# Supplied records
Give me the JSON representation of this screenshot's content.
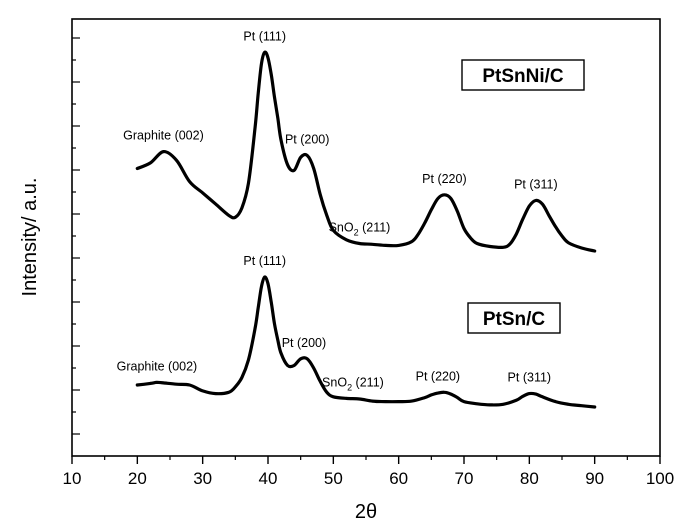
{
  "chart_data": {
    "type": "line",
    "xlabel": "2θ",
    "ylabel": "Intensity/ a.u.",
    "xlim": [
      10,
      100
    ],
    "xticks": [
      10,
      20,
      30,
      40,
      50,
      60,
      70,
      80,
      90,
      100
    ],
    "y_tick_labels_shown": false,
    "grid": false,
    "series": [
      {
        "name": "PtSnNi/C",
        "x": [
          20,
          22,
          24,
          26,
          28,
          30,
          32,
          34,
          35,
          36,
          37,
          38,
          38.5,
          39,
          39.5,
          40,
          40.5,
          41,
          41.5,
          42,
          43,
          44,
          45,
          46,
          47,
          48,
          49,
          50,
          52,
          54,
          56,
          58,
          60,
          62,
          63,
          64,
          65,
          66,
          67,
          68,
          69,
          70,
          71,
          72,
          74,
          76,
          77,
          78,
          79,
          80,
          81,
          82,
          83,
          84,
          85,
          86,
          88,
          90
        ],
        "values": [
          2.2,
          2.35,
          2.65,
          2.42,
          1.85,
          1.55,
          1.25,
          0.95,
          0.9,
          1.15,
          1.8,
          3.25,
          4.2,
          5.0,
          5.3,
          5.15,
          4.7,
          4.1,
          3.55,
          2.95,
          2.3,
          2.15,
          2.5,
          2.55,
          2.2,
          1.5,
          0.95,
          0.55,
          0.3,
          0.2,
          0.18,
          0.15,
          0.15,
          0.25,
          0.45,
          0.75,
          1.1,
          1.4,
          1.5,
          1.4,
          1.05,
          0.6,
          0.35,
          0.2,
          0.12,
          0.1,
          0.18,
          0.45,
          0.85,
          1.2,
          1.35,
          1.25,
          0.95,
          0.65,
          0.4,
          0.22,
          0.08,
          0.0
        ]
      },
      {
        "name": "PtSn/C",
        "x": [
          20,
          22,
          23,
          24,
          26,
          28,
          30,
          32,
          34,
          35,
          36,
          37,
          38,
          38.5,
          39,
          39.5,
          40,
          40.5,
          41,
          41.5,
          42,
          43,
          44,
          45,
          46,
          47,
          48,
          49,
          50,
          52,
          54,
          56,
          58,
          60,
          62,
          64,
          65,
          66,
          67,
          68,
          69,
          70,
          72,
          74,
          76,
          78,
          79,
          80,
          81,
          82,
          84,
          86,
          88,
          90
        ],
        "values": [
          0.82,
          0.88,
          0.92,
          0.9,
          0.85,
          0.82,
          0.6,
          0.5,
          0.55,
          0.75,
          1.1,
          1.75,
          2.9,
          3.7,
          4.5,
          4.85,
          4.6,
          3.9,
          3.1,
          2.5,
          2.0,
          1.55,
          1.55,
          1.8,
          1.8,
          1.45,
          0.95,
          0.55,
          0.38,
          0.32,
          0.3,
          0.22,
          0.2,
          0.2,
          0.22,
          0.35,
          0.45,
          0.52,
          0.55,
          0.48,
          0.35,
          0.2,
          0.12,
          0.08,
          0.1,
          0.25,
          0.4,
          0.5,
          0.48,
          0.38,
          0.2,
          0.1,
          0.05,
          0.0
        ]
      }
    ],
    "annotations": [
      {
        "series": "PtSnNi/C",
        "text": "Graphite (002)",
        "x": 24,
        "y": 2.65
      },
      {
        "series": "PtSnNi/C",
        "text": "Pt (111)",
        "x": 39.5,
        "y": 5.3
      },
      {
        "series": "PtSnNi/C",
        "text": "Pt (200)",
        "x": 46,
        "y": 2.55
      },
      {
        "series": "PtSnNi/C",
        "text": "SnO",
        "subscript": "2",
        "suffix": " (211)",
        "x": 54,
        "y": 0.2
      },
      {
        "series": "PtSnNi/C",
        "text": "Pt (220)",
        "x": 67,
        "y": 1.5
      },
      {
        "series": "PtSnNi/C",
        "text": "Pt (311)",
        "x": 81,
        "y": 1.35
      },
      {
        "series": "PtSn/C",
        "text": "Graphite (002)",
        "x": 23,
        "y": 0.92
      },
      {
        "series": "PtSn/C",
        "text": "Pt (111)",
        "x": 39.5,
        "y": 4.85
      },
      {
        "series": "PtSn/C",
        "text": "Pt (200)",
        "x": 45.5,
        "y": 1.8
      },
      {
        "series": "PtSn/C",
        "text": "SnO",
        "subscript": "2",
        "suffix": " (211)",
        "x": 53,
        "y": 0.32
      },
      {
        "series": "PtSn/C",
        "text": "Pt (220)",
        "x": 66,
        "y": 0.55
      },
      {
        "series": "PtSn/C",
        "text": "Pt (311)",
        "x": 80,
        "y": 0.5
      }
    ],
    "legend_boxes": [
      "PtSnNi/C",
      "PtSn/C"
    ]
  }
}
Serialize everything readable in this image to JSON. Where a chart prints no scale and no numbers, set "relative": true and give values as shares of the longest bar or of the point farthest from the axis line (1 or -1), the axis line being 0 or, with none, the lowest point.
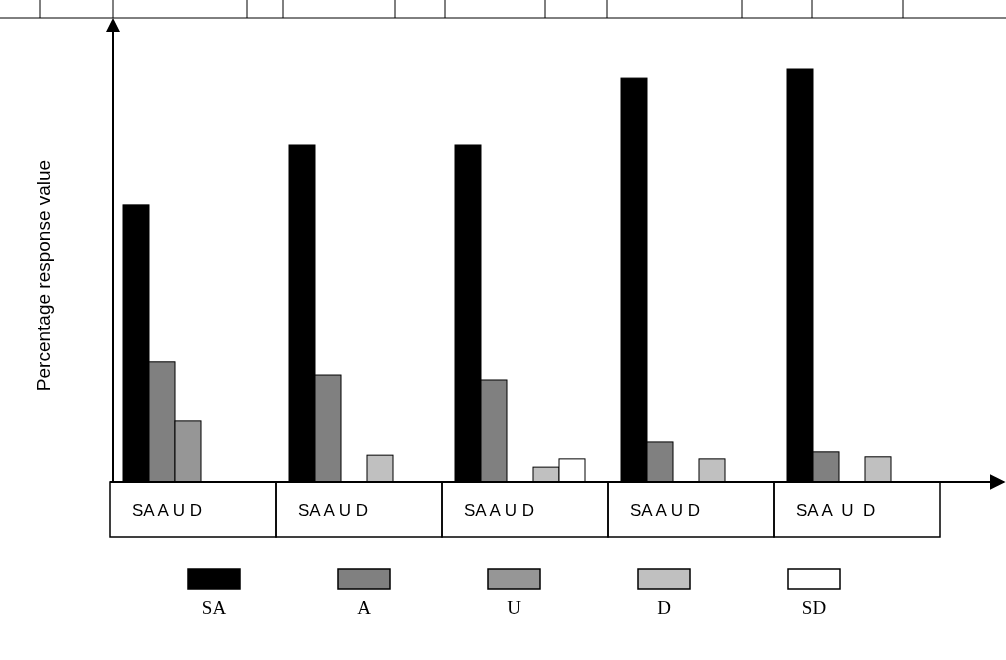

# Directions
Go through the listing above line by line and say how many lines hold the word "false". Reply with that number only.

# Solved problem
2